TASK STATEMENT »
Present the data once more in exactly its original form.

DATA LISTING »
--

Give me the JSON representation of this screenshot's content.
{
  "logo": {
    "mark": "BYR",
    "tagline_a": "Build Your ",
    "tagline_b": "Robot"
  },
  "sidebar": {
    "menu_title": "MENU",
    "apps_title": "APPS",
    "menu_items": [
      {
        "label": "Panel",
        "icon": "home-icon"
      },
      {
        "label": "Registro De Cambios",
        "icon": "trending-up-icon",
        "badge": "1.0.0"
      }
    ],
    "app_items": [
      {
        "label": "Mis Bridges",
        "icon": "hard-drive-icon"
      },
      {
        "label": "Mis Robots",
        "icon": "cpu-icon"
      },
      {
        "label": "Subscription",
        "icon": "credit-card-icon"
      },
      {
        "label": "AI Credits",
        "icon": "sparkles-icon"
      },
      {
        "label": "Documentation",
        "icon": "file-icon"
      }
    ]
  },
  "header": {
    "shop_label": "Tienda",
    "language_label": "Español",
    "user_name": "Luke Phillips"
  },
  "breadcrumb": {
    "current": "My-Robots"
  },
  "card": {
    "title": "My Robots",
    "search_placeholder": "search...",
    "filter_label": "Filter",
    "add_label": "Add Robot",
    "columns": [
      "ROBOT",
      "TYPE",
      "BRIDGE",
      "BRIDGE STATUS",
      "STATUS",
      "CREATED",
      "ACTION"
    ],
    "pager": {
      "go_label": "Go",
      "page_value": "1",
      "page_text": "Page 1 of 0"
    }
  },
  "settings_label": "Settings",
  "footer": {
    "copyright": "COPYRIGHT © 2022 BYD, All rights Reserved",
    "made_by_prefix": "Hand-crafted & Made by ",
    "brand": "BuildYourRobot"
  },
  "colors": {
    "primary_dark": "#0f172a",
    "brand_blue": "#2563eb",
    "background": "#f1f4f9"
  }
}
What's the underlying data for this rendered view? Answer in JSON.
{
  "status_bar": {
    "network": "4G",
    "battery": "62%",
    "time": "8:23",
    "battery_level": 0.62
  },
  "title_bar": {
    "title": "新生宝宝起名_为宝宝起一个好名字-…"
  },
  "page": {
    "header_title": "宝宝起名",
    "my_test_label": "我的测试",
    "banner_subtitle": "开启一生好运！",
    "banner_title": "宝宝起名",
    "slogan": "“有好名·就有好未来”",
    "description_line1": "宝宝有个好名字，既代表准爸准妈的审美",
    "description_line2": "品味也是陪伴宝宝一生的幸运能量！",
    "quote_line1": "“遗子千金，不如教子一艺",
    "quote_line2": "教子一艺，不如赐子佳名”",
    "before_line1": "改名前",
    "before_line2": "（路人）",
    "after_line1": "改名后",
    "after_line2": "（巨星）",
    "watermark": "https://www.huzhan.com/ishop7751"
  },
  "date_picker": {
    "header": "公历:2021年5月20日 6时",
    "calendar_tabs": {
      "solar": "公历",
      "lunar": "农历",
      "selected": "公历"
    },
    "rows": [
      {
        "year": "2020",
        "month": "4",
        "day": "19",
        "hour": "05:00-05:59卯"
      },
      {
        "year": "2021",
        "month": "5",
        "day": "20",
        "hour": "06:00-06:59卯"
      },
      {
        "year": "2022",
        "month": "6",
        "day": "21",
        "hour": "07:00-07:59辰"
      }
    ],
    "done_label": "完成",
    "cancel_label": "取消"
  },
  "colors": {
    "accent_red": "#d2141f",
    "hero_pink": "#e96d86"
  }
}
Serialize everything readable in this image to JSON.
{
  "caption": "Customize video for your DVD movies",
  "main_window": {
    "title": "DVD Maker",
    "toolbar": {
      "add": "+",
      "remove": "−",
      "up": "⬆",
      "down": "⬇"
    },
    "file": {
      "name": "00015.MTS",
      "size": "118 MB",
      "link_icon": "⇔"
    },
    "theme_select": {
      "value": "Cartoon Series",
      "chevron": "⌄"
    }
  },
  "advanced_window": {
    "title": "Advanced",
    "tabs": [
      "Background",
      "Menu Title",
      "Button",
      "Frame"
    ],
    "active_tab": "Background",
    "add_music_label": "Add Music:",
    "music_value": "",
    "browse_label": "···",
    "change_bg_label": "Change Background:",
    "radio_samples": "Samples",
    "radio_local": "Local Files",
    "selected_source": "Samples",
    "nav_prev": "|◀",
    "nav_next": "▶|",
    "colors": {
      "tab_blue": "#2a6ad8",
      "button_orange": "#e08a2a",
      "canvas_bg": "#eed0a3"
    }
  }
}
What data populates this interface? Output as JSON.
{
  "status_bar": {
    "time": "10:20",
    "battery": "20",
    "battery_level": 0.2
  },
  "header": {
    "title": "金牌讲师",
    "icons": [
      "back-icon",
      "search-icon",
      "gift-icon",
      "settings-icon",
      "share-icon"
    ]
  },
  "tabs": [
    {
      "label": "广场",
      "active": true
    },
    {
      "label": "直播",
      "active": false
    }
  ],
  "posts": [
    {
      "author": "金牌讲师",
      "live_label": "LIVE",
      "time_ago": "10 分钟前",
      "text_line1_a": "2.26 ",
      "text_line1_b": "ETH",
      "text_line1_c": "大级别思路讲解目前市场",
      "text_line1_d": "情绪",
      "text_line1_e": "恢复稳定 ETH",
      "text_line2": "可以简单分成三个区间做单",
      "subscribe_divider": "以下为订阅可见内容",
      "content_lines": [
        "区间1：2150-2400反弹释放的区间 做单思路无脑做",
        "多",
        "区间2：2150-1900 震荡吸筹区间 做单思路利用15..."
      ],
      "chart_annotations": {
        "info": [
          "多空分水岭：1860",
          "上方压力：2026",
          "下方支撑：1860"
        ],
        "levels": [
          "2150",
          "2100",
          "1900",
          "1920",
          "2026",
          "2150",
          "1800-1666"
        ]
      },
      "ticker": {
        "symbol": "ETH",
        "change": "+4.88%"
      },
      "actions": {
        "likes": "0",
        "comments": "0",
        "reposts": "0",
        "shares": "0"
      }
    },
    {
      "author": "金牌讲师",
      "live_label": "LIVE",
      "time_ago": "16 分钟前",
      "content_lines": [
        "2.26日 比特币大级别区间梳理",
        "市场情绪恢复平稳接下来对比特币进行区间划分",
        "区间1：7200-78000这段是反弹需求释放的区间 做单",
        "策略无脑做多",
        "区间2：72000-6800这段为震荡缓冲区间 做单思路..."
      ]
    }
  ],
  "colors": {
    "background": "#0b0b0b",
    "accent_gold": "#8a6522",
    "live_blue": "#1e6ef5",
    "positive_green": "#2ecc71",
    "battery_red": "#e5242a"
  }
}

--

ANSWER TO THIS EXERCISE »
Give me the JSON representation of this screenshot's content.
{
  "logo": {
    "mark": "BYR",
    "tagline_a": "Build Your ",
    "tagline_b": "Robot"
  },
  "sidebar": {
    "menu_title": "MENU",
    "apps_title": "APPS",
    "menu_items": [
      {
        "label": "Panel",
        "icon": "home-icon"
      },
      {
        "label": "Registro De Cambios",
        "icon": "trending-up-icon",
        "badge": "1.0.0"
      }
    ],
    "app_items": [
      {
        "label": "Mis Bridges",
        "icon": "hard-drive-icon"
      },
      {
        "label": "Mis Robots",
        "icon": "cpu-icon"
      },
      {
        "label": "Subscription",
        "icon": "credit-card-icon"
      },
      {
        "label": "AI Credits",
        "icon": "sparkles-icon"
      },
      {
        "label": "Documentation",
        "icon": "file-icon"
      }
    ]
  },
  "header": {
    "shop_label": "Tienda",
    "language_label": "Español",
    "user_name": "Luke Phillips"
  },
  "breadcrumb": {
    "current": "My-Robots"
  },
  "card": {
    "title": "My Robots",
    "search_placeholder": "search...",
    "filter_label": "Filter",
    "add_label": "Add Robot",
    "columns": [
      "ROBOT",
      "TYPE",
      "BRIDGE",
      "BRIDGE STATUS",
      "STATUS",
      "CREATED",
      "ACTION"
    ],
    "pager": {
      "go_label": "Go",
      "page_value": "1",
      "page_text": "Page 1 of 0"
    }
  },
  "settings_label": "Settings",
  "footer": {
    "copyright": "COPYRIGHT © 2022 BYD, All rights Reserved",
    "made_by_prefix": "Hand-crafted & Made by ",
    "brand": "BuildYourRobot"
  },
  "colors": {
    "primary_dark": "#0f172a",
    "brand_blue": "#2563eb",
    "background": "#f1f4f9"
  }
}
What's the underlying data for this rendered view? Answer in JSON.
{
  "status_bar": {
    "network": "4G",
    "battery": "62%",
    "time": "8:23",
    "battery_level": 0.62
  },
  "title_bar": {
    "title": "新生宝宝起名_为宝宝起一个好名字-…"
  },
  "page": {
    "header_title": "宝宝起名",
    "my_test_label": "我的测试",
    "banner_subtitle": "开启一生好运！",
    "banner_title": "宝宝起名",
    "slogan": "“有好名·就有好未来”",
    "description_line1": "宝宝有个好名字，既代表准爸准妈的审美",
    "description_line2": "品味也是陪伴宝宝一生的幸运能量！",
    "quote_line1": "“遗子千金，不如教子一艺",
    "quote_line2": "教子一艺，不如赐子佳名”",
    "before_line1": "改名前",
    "before_line2": "（路人）",
    "after_line1": "改名后",
    "after_line2": "（巨星）",
    "watermark": "https://www.huzhan.com/ishop7751"
  },
  "date_picker": {
    "header": "公历:2021年5月20日 6时",
    "calendar_tabs": {
      "solar": "公历",
      "lunar": "农历",
      "selected": "公历"
    },
    "rows": [
      {
        "year": "2020",
        "month": "4",
        "day": "19",
        "hour": "05:00-05:59卯"
      },
      {
        "year": "2021",
        "month": "5",
        "day": "20",
        "hour": "06:00-06:59卯"
      },
      {
        "year": "2022",
        "month": "6",
        "day": "21",
        "hour": "07:00-07:59辰"
      }
    ],
    "done_label": "完成",
    "cancel_label": "取消"
  },
  "colors": {
    "accent_red": "#d2141f",
    "hero_pink": "#e96d86"
  }
}
Serialize everything readable in this image to JSON.
{
  "caption": "Customize video for your DVD movies",
  "main_window": {
    "title": "DVD Maker",
    "toolbar": {
      "add": "+",
      "remove": "−",
      "up": "⬆",
      "down": "⬇"
    },
    "file": {
      "name": "00015.MTS",
      "size": "118 MB",
      "link_icon": "⇔"
    },
    "theme_select": {
      "value": "Cartoon Series",
      "chevron": "⌄"
    }
  },
  "advanced_window": {
    "title": "Advanced",
    "tabs": [
      "Background",
      "Menu Title",
      "Button",
      "Frame"
    ],
    "active_tab": "Background",
    "add_music_label": "Add Music:",
    "music_value": "",
    "browse_label": "···",
    "change_bg_label": "Change Background:",
    "radio_samples": "Samples",
    "radio_local": "Local Files",
    "selected_source": "Samples",
    "nav_prev": "|◀",
    "nav_next": "▶|",
    "colors": {
      "tab_blue": "#2a6ad8",
      "button_orange": "#e08a2a",
      "canvas_bg": "#eed0a3"
    }
  }
}
What data populates this interface? Output as JSON.
{
  "status_bar": {
    "time": "10:20",
    "battery": "20",
    "battery_level": 0.2
  },
  "header": {
    "title": "金牌讲师",
    "icons": [
      "back-icon",
      "search-icon",
      "gift-icon",
      "settings-icon",
      "share-icon"
    ]
  },
  "tabs": [
    {
      "label": "广场",
      "active": true
    },
    {
      "label": "直播",
      "active": false
    }
  ],
  "posts": [
    {
      "author": "金牌讲师",
      "live_label": "LIVE",
      "time_ago": "10 分钟前",
      "text_line1_a": "2.26 ",
      "text_line1_b": "ETH",
      "text_line1_c": "大级别思路讲解目前市场",
      "text_line1_d": "情绪",
      "text_line1_e": "恢复稳定 ETH",
      "text_line2": "可以简单分成三个区间做单",
      "subscribe_divider": "以下为订阅可见内容",
      "content_lines": [
        "区间1：2150-2400反弹释放的区间 做单思路无脑做",
        "多",
        "区间2：2150-1900 震荡吸筹区间 做单思路利用15..."
      ],
      "chart_annotations": {
        "info": [
          "多空分水岭：1860",
          "上方压力：2026",
          "下方支撑：1860"
        ],
        "levels": [
          "2150",
          "2100",
          "1900",
          "1920",
          "2026",
          "2150",
          "1800-1666"
        ]
      },
      "ticker": {
        "symbol": "ETH",
        "change": "+4.88%"
      },
      "actions": {
        "likes": "0",
        "comments": "0",
        "reposts": "0",
        "shares": "0"
      }
    },
    {
      "author": "金牌讲师",
      "live_label": "LIVE",
      "time_ago": "16 分钟前",
      "content_lines": [
        "2.26日 比特币大级别区间梳理",
        "市场情绪恢复平稳接下来对比特币进行区间划分",
        "区间1：7200-78000这段是反弹需求释放的区间 做单",
        "策略无脑做多",
        "区间2：72000-6800这段为震荡缓冲区间 做单思路..."
      ]
    }
  ],
  "colors": {
    "background": "#0b0b0b",
    "accent_gold": "#8a6522",
    "live_blue": "#1e6ef5",
    "positive_green": "#2ecc71",
    "battery_red": "#e5242a"
  }
}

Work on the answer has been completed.